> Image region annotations
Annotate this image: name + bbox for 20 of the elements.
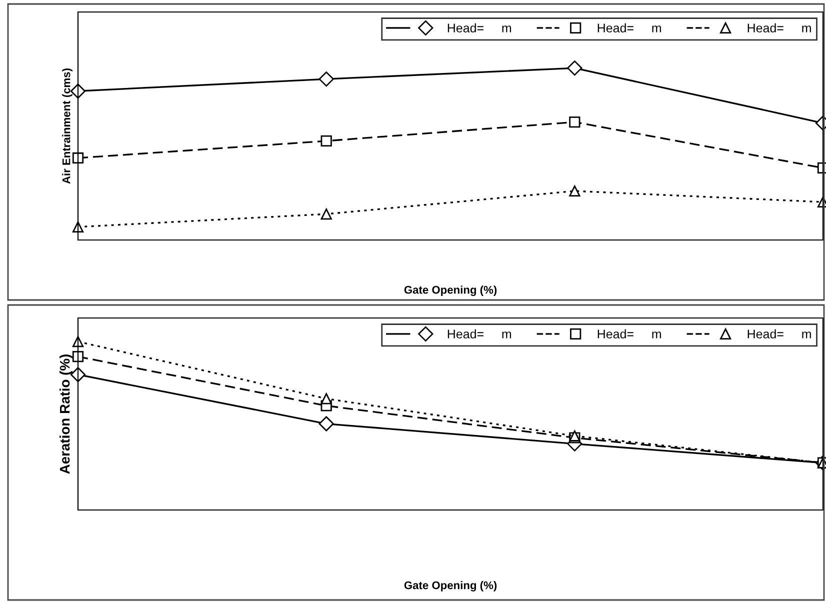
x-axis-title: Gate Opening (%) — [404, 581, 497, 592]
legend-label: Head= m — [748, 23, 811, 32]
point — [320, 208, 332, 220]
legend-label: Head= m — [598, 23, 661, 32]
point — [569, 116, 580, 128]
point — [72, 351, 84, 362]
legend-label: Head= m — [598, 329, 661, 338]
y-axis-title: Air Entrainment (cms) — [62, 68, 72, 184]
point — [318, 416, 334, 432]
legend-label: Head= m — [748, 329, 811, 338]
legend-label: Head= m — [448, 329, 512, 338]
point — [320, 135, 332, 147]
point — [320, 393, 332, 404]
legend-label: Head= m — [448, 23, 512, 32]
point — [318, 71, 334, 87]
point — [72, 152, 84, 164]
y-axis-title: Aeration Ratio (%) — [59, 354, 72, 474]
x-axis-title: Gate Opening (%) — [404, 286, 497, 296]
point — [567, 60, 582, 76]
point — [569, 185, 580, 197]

> TASK PROMPT
Collect every line of the listing above that contains the string "Opening", treating uppercase and lowercase as different.

> SOLUTION FOR THIS PROBLEM
x-axis-title: Gate Opening (%) — [404, 581, 497, 592]
x-axis-title: Gate Opening (%) — [404, 286, 497, 296]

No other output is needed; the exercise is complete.